### Exercise objective:
Read the records below. Copy each line where the string "bolts" occurs.

(Data listing)
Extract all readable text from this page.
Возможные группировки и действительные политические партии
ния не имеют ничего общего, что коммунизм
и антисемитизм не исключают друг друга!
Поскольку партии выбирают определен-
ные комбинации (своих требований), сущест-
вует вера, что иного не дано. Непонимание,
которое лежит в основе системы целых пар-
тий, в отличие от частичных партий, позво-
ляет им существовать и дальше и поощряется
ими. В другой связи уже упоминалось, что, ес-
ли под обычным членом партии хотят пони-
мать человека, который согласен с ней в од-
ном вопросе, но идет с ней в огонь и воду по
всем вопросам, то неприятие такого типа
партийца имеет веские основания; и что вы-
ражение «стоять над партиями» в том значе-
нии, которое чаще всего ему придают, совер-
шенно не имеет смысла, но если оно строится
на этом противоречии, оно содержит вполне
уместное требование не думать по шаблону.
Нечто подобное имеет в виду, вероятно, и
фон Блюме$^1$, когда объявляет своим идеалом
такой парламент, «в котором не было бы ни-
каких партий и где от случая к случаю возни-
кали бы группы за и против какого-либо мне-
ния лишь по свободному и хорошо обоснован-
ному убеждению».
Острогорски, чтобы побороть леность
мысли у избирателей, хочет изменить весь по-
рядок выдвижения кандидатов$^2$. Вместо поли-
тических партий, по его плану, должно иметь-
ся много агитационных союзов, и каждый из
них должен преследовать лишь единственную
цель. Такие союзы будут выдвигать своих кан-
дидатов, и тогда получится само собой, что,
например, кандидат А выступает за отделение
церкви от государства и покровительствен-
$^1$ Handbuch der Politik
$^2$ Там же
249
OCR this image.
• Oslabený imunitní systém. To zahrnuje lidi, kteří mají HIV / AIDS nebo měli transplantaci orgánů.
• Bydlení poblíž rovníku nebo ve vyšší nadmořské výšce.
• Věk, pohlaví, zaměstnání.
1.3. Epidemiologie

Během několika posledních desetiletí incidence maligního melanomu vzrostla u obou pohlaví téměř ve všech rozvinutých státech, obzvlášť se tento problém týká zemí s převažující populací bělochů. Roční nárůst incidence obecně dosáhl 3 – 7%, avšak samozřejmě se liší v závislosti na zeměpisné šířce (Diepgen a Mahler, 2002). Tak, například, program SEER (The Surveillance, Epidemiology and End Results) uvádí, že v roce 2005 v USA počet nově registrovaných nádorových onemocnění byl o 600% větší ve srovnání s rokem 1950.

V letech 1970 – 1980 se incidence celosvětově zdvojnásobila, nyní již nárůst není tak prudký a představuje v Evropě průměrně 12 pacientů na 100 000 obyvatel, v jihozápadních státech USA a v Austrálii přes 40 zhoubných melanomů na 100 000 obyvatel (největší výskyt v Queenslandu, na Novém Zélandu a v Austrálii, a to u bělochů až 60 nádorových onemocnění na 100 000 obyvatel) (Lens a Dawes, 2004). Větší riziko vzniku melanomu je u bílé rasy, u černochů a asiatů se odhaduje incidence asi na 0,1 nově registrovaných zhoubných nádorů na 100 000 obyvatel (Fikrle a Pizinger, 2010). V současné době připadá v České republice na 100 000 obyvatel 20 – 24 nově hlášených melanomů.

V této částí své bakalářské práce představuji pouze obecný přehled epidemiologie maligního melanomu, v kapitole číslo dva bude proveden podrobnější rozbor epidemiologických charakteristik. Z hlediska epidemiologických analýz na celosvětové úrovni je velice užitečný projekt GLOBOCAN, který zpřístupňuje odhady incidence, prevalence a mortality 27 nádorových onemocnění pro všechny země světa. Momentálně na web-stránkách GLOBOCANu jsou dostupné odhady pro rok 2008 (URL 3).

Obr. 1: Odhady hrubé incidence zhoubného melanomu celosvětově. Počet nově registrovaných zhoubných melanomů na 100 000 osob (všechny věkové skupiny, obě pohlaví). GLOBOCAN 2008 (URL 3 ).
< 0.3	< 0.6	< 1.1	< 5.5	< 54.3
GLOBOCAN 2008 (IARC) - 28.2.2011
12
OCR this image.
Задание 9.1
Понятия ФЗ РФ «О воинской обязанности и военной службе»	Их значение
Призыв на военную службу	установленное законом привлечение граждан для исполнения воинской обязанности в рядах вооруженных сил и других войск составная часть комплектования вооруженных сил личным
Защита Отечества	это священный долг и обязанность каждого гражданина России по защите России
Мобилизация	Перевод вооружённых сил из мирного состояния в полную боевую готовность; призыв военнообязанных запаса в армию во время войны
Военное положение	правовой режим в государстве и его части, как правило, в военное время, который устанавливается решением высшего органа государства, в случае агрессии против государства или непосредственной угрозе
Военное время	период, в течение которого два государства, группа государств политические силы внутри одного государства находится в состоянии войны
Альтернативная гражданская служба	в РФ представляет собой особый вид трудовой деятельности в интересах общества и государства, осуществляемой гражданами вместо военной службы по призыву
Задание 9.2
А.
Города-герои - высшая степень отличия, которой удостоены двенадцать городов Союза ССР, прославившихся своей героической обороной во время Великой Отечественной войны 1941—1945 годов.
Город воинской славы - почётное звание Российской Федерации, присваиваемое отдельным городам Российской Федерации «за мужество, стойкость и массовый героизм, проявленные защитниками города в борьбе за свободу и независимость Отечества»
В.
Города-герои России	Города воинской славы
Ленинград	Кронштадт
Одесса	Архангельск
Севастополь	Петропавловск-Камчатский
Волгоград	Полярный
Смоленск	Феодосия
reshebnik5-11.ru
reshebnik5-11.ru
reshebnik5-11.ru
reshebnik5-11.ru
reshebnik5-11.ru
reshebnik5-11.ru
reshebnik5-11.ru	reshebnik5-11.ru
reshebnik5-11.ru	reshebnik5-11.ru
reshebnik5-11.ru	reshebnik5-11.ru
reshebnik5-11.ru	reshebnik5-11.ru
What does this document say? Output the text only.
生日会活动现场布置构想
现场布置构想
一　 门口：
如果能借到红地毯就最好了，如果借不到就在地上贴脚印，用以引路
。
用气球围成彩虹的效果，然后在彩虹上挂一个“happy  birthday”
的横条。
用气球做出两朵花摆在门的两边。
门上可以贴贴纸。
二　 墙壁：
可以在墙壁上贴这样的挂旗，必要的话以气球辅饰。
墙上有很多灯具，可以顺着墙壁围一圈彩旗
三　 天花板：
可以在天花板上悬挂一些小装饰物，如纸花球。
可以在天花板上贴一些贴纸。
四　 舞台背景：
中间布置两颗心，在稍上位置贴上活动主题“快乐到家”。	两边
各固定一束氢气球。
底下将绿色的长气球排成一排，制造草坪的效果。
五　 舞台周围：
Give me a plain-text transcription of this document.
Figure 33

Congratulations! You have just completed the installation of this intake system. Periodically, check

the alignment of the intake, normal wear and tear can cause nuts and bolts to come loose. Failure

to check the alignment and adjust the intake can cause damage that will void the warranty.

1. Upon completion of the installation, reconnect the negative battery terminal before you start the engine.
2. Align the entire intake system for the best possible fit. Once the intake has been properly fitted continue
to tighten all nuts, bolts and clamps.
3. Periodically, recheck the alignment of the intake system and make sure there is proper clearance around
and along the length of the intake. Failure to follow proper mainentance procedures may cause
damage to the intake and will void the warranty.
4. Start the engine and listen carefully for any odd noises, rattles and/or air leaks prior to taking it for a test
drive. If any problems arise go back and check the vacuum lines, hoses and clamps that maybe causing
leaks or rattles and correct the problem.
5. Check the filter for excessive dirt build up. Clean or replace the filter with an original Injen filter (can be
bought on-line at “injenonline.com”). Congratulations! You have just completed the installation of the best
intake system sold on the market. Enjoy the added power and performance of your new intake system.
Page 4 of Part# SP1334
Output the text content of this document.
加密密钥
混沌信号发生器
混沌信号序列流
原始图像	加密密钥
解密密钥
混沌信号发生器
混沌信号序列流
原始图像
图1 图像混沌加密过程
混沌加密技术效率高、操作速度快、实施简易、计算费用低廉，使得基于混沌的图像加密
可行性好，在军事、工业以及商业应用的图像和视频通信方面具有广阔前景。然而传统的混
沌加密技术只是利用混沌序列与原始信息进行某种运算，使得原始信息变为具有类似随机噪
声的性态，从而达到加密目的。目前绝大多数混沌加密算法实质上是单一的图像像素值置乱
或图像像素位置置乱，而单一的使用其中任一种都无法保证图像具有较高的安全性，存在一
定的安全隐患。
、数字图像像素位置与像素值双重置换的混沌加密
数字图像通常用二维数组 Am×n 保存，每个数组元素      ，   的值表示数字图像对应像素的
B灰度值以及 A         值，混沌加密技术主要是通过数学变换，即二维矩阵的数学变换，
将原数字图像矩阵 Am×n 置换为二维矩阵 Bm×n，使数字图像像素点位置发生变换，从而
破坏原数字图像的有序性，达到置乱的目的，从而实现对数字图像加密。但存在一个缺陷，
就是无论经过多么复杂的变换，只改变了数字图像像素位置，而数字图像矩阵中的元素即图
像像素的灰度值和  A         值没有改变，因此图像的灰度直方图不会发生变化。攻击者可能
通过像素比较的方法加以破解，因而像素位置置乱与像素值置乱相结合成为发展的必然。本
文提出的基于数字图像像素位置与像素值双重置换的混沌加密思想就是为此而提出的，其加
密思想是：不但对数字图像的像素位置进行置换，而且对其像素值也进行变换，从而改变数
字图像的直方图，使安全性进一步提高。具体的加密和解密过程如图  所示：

### The answer:
the alignment of the intake, normal wear and tear can cause nuts and bolts to come loose. Failure
to tighten all nuts, bolts and clamps.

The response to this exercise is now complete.